SOURCE RECORDS:

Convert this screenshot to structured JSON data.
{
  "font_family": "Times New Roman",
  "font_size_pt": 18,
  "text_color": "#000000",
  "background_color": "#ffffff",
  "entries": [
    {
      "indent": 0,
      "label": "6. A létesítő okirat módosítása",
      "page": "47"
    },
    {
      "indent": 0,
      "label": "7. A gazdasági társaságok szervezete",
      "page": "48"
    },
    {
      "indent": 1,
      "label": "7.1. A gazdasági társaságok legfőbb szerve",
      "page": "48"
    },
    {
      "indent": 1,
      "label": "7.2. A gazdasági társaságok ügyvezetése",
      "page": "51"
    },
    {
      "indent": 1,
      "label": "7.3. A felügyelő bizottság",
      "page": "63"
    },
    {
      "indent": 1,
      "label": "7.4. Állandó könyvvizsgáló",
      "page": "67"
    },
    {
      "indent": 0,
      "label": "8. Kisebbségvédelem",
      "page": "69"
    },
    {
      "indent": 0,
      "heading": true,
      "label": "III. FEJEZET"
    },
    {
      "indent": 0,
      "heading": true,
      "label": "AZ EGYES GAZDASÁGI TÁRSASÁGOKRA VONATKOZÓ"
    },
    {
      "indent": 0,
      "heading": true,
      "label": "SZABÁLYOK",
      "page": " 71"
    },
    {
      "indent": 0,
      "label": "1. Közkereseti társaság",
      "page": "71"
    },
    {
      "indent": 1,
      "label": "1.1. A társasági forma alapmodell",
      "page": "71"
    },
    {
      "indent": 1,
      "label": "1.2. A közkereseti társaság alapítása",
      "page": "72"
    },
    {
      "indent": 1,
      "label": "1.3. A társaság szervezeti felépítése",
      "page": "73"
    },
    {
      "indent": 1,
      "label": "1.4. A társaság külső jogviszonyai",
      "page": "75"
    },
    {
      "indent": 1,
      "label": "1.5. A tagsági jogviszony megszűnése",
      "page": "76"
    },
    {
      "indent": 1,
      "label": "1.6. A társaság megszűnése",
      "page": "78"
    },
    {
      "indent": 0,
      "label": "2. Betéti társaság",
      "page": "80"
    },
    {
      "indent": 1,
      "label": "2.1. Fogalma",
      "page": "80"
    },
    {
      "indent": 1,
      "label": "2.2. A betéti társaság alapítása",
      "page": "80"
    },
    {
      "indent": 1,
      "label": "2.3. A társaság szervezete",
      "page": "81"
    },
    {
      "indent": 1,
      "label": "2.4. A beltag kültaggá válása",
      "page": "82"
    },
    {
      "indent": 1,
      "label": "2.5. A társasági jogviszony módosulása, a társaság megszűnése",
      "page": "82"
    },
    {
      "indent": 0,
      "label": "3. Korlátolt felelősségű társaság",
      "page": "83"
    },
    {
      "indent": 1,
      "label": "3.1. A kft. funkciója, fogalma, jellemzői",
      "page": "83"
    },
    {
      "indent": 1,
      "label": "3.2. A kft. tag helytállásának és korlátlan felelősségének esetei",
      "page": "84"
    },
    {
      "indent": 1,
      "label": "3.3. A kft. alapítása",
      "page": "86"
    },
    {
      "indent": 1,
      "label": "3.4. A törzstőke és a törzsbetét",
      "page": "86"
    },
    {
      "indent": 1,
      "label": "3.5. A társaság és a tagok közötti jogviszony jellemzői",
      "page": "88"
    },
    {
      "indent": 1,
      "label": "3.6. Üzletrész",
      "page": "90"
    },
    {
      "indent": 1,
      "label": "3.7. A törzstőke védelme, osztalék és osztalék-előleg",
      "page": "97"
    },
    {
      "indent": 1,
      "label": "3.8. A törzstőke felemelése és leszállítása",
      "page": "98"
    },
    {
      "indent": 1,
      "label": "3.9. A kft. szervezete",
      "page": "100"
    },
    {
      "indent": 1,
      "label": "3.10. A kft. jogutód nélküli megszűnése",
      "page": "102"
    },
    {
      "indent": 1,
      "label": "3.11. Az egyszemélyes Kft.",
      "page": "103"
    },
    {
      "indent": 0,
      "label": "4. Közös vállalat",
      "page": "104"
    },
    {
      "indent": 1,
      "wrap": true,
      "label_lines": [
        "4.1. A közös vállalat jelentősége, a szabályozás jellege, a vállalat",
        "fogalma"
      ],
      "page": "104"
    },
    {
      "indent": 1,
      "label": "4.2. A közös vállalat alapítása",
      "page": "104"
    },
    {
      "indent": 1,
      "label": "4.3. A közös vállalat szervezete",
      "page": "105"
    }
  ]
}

WHAT YOU HAVE TO DO: How many lines in the entries contain the string "megszűnése"? Answer with the number only.

SOLUTION FOR THIS EXERCISE: 4